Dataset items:
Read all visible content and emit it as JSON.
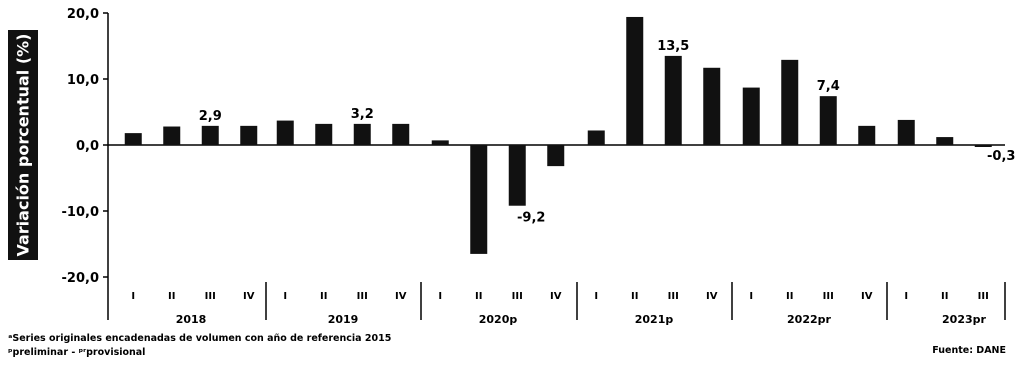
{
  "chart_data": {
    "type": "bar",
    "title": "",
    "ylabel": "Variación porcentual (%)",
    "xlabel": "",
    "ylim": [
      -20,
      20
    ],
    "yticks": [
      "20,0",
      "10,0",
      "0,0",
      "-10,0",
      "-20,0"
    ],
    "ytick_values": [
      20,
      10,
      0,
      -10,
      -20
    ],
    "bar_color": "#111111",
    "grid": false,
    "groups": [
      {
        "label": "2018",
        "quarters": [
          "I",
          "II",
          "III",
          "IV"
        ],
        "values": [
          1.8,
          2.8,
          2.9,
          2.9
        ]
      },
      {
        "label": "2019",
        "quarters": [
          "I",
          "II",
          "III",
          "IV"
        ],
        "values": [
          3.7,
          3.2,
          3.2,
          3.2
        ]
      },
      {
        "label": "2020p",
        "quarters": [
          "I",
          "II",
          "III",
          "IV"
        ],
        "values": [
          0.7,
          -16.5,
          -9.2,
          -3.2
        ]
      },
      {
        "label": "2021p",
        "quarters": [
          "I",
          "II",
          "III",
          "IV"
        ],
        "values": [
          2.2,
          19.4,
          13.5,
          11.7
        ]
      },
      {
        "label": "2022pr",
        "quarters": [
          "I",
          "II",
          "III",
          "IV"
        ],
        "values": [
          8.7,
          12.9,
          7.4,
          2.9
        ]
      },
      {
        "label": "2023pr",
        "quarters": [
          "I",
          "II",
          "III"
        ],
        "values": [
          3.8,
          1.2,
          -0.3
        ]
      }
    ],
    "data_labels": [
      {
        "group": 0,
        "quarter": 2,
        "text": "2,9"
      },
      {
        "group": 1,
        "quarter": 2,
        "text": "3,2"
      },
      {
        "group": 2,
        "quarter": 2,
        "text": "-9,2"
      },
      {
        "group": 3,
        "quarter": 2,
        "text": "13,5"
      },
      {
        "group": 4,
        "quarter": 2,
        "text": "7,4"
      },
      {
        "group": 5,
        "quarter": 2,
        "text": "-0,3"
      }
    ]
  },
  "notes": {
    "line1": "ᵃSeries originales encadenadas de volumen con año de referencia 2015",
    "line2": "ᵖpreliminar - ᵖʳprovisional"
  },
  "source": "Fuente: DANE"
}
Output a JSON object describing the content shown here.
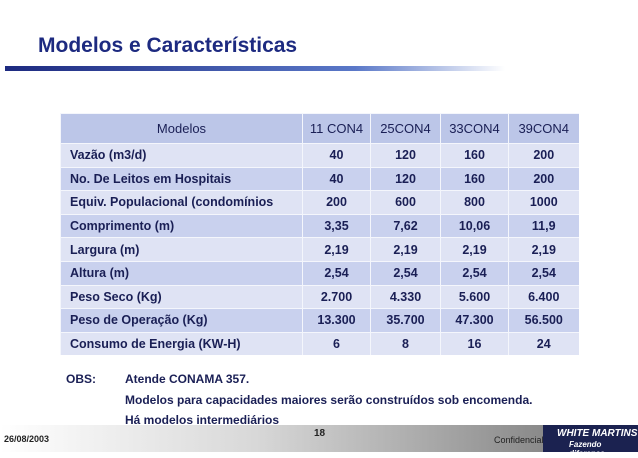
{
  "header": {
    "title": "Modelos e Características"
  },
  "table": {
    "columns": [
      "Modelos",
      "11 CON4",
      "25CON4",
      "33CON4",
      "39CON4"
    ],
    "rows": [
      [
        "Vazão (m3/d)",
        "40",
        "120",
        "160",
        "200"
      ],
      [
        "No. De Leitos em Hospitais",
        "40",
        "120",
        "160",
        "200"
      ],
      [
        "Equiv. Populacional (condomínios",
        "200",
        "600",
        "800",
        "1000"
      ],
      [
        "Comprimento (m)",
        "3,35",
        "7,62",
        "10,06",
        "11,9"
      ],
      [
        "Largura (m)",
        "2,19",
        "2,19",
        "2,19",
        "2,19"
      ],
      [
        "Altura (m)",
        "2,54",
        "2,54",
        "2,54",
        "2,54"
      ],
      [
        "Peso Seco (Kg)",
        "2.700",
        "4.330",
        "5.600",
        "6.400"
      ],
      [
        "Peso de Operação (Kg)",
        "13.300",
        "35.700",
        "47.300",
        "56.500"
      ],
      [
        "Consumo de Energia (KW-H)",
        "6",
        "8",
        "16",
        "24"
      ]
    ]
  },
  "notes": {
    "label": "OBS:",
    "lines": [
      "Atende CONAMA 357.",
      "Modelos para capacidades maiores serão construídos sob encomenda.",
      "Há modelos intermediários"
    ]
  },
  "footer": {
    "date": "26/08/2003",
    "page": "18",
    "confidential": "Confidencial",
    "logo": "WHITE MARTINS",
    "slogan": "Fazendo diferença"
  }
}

▶ [Goal]: For the listing above, identify each line bearing "content".

▶ [Expected output]:
Read all visible content and emit it as JSON.
Output a JSON object describing the content shown here.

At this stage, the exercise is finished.